:: Provided data ::

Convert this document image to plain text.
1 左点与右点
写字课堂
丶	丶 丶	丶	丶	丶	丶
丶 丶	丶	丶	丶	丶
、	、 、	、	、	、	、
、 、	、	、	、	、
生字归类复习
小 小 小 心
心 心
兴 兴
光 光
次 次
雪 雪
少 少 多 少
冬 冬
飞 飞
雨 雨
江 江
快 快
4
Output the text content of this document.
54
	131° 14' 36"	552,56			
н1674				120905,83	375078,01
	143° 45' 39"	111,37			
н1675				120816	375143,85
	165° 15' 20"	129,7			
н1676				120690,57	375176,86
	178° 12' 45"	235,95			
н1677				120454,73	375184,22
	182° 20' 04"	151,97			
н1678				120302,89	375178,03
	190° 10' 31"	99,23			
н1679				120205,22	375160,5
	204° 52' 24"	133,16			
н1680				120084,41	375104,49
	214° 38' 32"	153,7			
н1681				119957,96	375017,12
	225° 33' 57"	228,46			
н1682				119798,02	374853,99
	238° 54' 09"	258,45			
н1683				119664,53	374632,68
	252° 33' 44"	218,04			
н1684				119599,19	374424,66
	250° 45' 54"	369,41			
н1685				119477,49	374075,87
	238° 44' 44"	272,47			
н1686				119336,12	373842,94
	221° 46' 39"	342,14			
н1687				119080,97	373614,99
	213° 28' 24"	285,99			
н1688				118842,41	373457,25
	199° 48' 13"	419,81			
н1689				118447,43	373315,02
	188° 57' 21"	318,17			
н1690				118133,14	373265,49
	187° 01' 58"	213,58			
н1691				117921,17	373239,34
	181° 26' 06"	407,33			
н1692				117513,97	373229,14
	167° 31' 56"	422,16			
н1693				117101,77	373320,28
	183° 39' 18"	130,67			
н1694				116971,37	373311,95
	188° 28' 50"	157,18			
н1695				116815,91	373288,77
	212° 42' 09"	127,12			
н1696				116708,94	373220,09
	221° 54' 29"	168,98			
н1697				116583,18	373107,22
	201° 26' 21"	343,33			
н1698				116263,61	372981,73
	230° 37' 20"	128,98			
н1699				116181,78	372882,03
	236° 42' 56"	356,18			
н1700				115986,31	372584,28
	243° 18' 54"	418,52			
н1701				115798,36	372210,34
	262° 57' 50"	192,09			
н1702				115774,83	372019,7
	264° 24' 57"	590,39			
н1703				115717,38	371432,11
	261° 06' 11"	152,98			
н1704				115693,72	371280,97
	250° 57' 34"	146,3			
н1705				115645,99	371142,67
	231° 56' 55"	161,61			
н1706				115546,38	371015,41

:: Set task ::
Identify lines with the string "document". Copy each one.

:: Solution for this problem ::
Convert this document image to plain text.
Output the text content of this document.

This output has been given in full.